Task brief: Retype the material below. Keep every word exactly as it is.
****************************************
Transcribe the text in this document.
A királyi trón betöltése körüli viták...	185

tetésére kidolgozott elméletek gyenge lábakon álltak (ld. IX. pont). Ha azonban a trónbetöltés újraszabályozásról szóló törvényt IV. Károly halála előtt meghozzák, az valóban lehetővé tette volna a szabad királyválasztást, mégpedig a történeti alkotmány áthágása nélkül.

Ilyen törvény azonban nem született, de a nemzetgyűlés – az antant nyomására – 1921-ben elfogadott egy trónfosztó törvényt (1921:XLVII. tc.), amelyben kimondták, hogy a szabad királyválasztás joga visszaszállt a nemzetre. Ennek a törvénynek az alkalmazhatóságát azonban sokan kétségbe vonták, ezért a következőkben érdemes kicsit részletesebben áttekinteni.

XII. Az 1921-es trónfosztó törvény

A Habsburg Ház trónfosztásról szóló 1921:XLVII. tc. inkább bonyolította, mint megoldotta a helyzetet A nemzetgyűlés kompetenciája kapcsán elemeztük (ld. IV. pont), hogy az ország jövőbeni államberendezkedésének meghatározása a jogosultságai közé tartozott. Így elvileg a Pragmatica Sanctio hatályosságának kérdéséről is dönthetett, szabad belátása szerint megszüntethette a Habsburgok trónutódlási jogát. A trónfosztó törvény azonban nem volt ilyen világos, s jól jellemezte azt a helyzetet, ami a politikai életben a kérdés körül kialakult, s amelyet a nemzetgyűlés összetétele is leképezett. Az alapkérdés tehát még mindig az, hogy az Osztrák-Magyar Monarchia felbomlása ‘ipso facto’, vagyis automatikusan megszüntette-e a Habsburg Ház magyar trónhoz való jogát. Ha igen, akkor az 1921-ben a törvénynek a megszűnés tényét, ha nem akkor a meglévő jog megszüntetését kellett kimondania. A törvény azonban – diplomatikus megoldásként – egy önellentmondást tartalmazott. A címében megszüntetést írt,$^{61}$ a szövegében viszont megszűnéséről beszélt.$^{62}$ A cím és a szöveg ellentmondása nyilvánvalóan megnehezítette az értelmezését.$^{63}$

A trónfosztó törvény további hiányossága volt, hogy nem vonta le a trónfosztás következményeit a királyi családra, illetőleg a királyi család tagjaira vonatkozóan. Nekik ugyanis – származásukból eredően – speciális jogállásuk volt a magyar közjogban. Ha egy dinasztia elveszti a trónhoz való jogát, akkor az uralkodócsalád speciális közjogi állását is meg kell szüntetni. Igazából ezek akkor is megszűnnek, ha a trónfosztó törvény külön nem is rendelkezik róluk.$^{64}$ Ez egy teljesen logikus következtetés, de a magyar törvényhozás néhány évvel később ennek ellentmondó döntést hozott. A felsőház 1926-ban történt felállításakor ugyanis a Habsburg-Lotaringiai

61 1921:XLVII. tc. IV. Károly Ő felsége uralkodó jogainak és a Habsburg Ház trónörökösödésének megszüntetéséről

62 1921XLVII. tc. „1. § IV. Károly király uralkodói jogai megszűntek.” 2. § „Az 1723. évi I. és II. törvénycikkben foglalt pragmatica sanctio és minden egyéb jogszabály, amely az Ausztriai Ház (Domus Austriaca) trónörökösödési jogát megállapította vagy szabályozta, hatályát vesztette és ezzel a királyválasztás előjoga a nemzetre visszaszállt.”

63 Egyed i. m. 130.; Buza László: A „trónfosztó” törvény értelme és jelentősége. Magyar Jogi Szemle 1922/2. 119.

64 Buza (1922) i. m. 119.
****************************************
The completed task:
Transcribe the text in this document.
A királyi trón betöltése körüli viták...	185

tetésére kidolgozott elméletek gyenge lábakon álltak (ld. IX. pont). Ha azonban a trónbetöltés újraszabályozásról szóló törvényt IV. Károly halála előtt meghozzák, az valóban lehetővé tette volna a szabad királyválasztást, mégpedig a történeti alkotmány áthágása nélkül.

Ilyen törvény azonban nem született, de a nemzetgyűlés – az antant nyomására – 1921-ben elfogadott egy trónfosztó törvényt (1921:XLVII. tc.), amelyben kimondták, hogy a szabad királyválasztás joga visszaszállt a nemzetre. Ennek a törvénynek az alkalmazhatóságát azonban sokan kétségbe vonták, ezért a következőkben érdemes kicsit részletesebben áttekinteni.

XII. Az 1921-es trónfosztó törvény

A Habsburg Ház trónfosztásról szóló 1921:XLVII. tc. inkább bonyolította, mint megoldotta a helyzetet A nemzetgyűlés kompetenciája kapcsán elemeztük (ld. IV. pont), hogy az ország jövőbeni államberendezkedésének meghatározása a jogosultságai közé tartozott. Így elvileg a Pragmatica Sanctio hatályosságának kérdéséről is dönthetett, szabad belátása szerint megszüntethette a Habsburgok trónutódlási jogát. A trónfosztó törvény azonban nem volt ilyen világos, s jól jellemezte azt a helyzetet, ami a politikai életben a kérdés körül kialakult, s amelyet a nemzetgyűlés összetétele is leképezett. Az alapkérdés tehát még mindig az, hogy az Osztrák-Magyar Monarchia felbomlása ‘ipso facto’, vagyis automatikusan megszüntette-e a Habsburg Ház magyar trónhoz való jogát. Ha igen, akkor az 1921-ben a törvénynek a megszűnés tényét, ha nem akkor a meglévő jog megszüntetését kellett kimondania. A törvény azonban – diplomatikus megoldásként – egy önellentmondást tartalmazott. A címében megszüntetést írt,$^{61}$ a szövegében viszont megszűnéséről beszélt.$^{62}$ A cím és a szöveg ellentmondása nyilvánvalóan megnehezítette az értelmezését.$^{63}$

A trónfosztó törvény további hiányossága volt, hogy nem vonta le a trónfosztás következményeit a királyi családra, illetőleg a királyi család tagjaira vonatkozóan. Nekik ugyanis – származásukból eredően – speciális jogállásuk volt a magyar közjogban. Ha egy dinasztia elveszti a trónhoz való jogát, akkor az uralkodócsalád speciális közjogi állását is meg kell szüntetni. Igazából ezek akkor is megszűnnek, ha a trónfosztó törvény külön nem is rendelkezik róluk.$^{64}$ Ez egy teljesen logikus következtetés, de a magyar törvényhozás néhány évvel később ennek ellentmondó döntést hozott. A felsőház 1926-ban történt felállításakor ugyanis a Habsburg-Lotaringiai

61 1921:XLVII. tc. IV. Károly Ő felsége uralkodó jogainak és a Habsburg Ház trónörökösödésének megszüntetéséről

62 1921XLVII. tc. „1. § IV. Károly király uralkodói jogai megszűntek.” 2. § „Az 1723. évi I. és II. törvénycikkben foglalt pragmatica sanctio és minden egyéb jogszabály, amely az Ausztriai Ház (Domus Austriaca) trónörökösödési jogát megállapította vagy szabályozta, hatályát vesztette és ezzel a királyválasztás előjoga a nemzetre visszaszállt.”

63 Egyed i. m. 130.; Buza László: A „trónfosztó” törvény értelme és jelentősége. Magyar Jogi Szemle 1922/2. 119.

64 Buza (1922) i. m. 119.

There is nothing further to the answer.